> **What you need to do**
Locate the string "Tournament" in the listing below. Copy every line where it is found.

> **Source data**
+ + + + + + +
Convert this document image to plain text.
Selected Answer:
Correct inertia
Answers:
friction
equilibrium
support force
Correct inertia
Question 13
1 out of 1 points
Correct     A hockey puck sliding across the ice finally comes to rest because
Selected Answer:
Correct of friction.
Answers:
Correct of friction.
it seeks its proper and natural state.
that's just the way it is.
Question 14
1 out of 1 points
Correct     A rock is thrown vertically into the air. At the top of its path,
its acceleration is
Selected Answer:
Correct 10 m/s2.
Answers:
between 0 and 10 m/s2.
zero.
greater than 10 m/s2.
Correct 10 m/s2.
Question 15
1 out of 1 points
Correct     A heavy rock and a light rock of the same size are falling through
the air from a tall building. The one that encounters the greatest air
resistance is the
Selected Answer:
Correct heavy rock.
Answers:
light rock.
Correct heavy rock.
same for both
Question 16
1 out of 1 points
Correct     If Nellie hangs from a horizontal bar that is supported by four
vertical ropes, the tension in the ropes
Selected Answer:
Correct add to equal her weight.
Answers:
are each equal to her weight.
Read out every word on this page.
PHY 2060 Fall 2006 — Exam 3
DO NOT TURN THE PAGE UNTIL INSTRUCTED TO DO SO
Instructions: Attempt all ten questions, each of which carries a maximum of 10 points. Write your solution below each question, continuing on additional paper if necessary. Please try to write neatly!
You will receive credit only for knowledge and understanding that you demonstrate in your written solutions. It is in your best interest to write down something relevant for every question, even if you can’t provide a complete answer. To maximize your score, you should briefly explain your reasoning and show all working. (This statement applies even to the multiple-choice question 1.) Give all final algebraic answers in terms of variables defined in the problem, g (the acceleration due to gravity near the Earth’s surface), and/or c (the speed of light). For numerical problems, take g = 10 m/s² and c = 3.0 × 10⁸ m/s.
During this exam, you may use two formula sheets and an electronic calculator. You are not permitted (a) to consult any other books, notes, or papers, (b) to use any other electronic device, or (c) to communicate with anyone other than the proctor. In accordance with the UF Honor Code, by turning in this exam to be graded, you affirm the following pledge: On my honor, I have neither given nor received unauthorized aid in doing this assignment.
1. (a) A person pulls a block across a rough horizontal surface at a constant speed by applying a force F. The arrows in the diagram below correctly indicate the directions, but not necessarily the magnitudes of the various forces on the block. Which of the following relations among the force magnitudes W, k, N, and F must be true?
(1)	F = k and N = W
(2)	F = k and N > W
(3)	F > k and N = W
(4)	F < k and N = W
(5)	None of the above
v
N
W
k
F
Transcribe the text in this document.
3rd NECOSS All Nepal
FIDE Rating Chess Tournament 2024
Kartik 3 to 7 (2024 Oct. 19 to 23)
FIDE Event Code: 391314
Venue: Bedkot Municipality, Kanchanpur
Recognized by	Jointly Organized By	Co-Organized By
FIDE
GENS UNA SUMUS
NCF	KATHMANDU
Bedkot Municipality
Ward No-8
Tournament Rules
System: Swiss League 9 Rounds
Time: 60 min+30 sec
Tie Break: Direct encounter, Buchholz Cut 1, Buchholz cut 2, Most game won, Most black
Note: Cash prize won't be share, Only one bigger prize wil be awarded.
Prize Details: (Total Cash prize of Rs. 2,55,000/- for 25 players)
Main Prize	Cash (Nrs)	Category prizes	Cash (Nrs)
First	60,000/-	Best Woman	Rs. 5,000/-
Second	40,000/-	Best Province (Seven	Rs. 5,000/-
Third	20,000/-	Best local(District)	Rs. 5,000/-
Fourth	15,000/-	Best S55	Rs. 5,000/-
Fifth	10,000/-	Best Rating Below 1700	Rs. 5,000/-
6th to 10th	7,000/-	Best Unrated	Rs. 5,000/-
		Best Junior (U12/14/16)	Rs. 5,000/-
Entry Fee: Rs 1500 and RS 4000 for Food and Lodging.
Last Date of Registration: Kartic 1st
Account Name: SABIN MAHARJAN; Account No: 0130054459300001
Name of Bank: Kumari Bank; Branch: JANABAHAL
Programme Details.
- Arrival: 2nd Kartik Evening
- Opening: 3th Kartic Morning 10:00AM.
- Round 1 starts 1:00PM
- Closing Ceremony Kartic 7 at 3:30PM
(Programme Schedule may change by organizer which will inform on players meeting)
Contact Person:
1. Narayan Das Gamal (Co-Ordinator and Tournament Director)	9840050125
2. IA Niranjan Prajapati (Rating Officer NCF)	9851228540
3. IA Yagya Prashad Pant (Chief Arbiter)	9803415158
+ + + + + + +
> **Task output**
FIDE Rating Chess Tournament 2024
Tournament Rules
1. Narayan Das Gamal (Co-Ordinator and Tournament Director)	9840050125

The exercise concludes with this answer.